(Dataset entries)
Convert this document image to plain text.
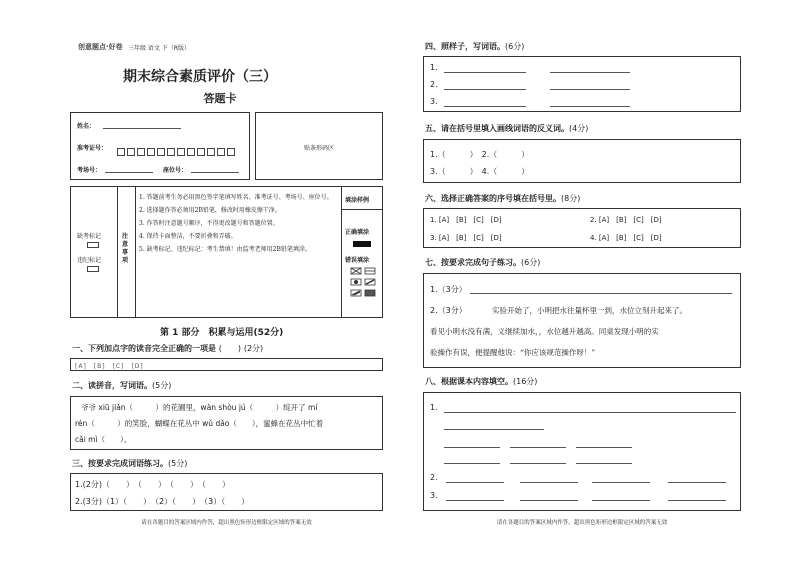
创意题点·好卷 三年级 语文 下（R版）
期末综合素质评价（三）
答题卡
姓名：
准考证号：
考场号：	座位号：
贴条形码区
缺考标记
违纪标记
注意事项
1. 答题前考生务必用黑色签字笔填写姓名、准考证号、考场号、座位号。
2. 选择题作答必须用2B铅笔，修改时用橡皮擦干净。
3. 作答时注意题号顺序，不得更改题号和答题位置。
4. 保持卡面整洁，不要折叠和弄破。
5. 缺考标记、违纪标记：考生禁填！由监考老师用2B铅笔填涂。
填涂样例
正确填涂
错误填涂
第 1 部分　积累与运用(52分)
一、下列加点字的读音完全正确的一项是 (　　) (2分)
[A]　[B]　[C]　[D]
二、读拼音，写词语。(5分)
爷爷 xiū jiǎn（　　　）的花圃里，wàn shòu jú（　　　）绽开了 mí
rén（　　　）的笑脸，蝴蝶在花丛中 wǔ dǎo（　　），蜜蜂在花丛中忙着
cǎi mì（　　）。
三、按要求完成词语练习。(5分)
1.(2分)（　　）　（　　）　（　　）　（　　）
2.(3分)（1）（　　）　（2）（　　）　（3）（　　）
请在各题目的答案区域内作答，超出黑色矩形边框限定区域的答案无效
四、照样子，写词语。(6分)
1.
2.
3.
五、请在括号里填入画线词语的反义词。(4分)
1.（　　　）　2.（　　　）
3.（　　　）　4.（　　　）
六、选择正确答案的序号填在括号里。(8分)
1. [A]　[B]　[C]　[D]	2. [A]　[B]　[C]　[D]
3. [A]　[B]　[C]　[D]	4. [A]　[B]　[C]　[D]
七、按要求完成句子练习。(6分)
1.（3分）
2.（3分）	实验开始了，小明把水往量杯里一到，水位立刻升起来了。
看见小明水没有满，义继续加水，，水位越升越高。同桌发现小明的实
验操作有误，便提醒他说：“你应该规范操作呀！”
八、根据课本内容填空。(16分)
1.
2.
3.
请在各题目的答案区域内作答，超出黑色矩形边框限定区域的答案无效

DIRECTION: Return the material exactly as given, apart from the pictures.

OUTPUT OF THE TASK:
Convert this document image to plain text.
创意题点·好卷 三年级 语文 下（R版）
期末综合素质评价（三）
答题卡
姓名：
准考证号：
考场号：	座位号：
贴条形码区
缺考标记
违纪标记
注意事项
1. 答题前考生务必用黑色签字笔填写姓名、准考证号、考场号、座位号。
2. 选择题作答必须用2B铅笔，修改时用橡皮擦干净。
3. 作答时注意题号顺序，不得更改题号和答题位置。
4. 保持卡面整洁，不要折叠和弄破。
5. 缺考标记、违纪标记：考生禁填！由监考老师用2B铅笔填涂。
填涂样例
正确填涂
错误填涂
第 1 部分　积累与运用(52分)
一、下列加点字的读音完全正确的一项是 (　　) (2分)
[A]　[B]　[C]　[D]
二、读拼音，写词语。(5分)
爷爷 xiū jiǎn（　　　）的花圃里，wàn shòu jú（　　　）绽开了 mí
rén（　　　）的笑脸，蝴蝶在花丛中 wǔ dǎo（　　），蜜蜂在花丛中忙着
cǎi mì（　　）。
三、按要求完成词语练习。(5分)
1.(2分)（　　）　（　　）　（　　）　（　　）
2.(3分)（1）（　　）　（2）（　　）　（3）（　　）
请在各题目的答案区域内作答，超出黑色矩形边框限定区域的答案无效
四、照样子，写词语。(6分)
1.
2.
3.
五、请在括号里填入画线词语的反义词。(4分)
1.（　　　）　2.（　　　）
3.（　　　）　4.（　　　）
六、选择正确答案的序号填在括号里。(8分)
1. [A]　[B]　[C]　[D]	2. [A]　[B]　[C]　[D]
3. [A]　[B]　[C]　[D]	4. [A]　[B]　[C]　[D]
七、按要求完成句子练习。(6分)
1.（3分）
2.（3分）	实验开始了，小明把水往量杯里一到，水位立刻升起来了。
看见小明水没有满，义继续加水，，水位越升越高。同桌发现小明的实
验操作有误，便提醒他说：“你应该规范操作呀！”
八、根据课本内容填空。(16分)
1.
2.
3.
请在各题目的答案区域内作答，超出黑色矩形边框限定区域的答案无效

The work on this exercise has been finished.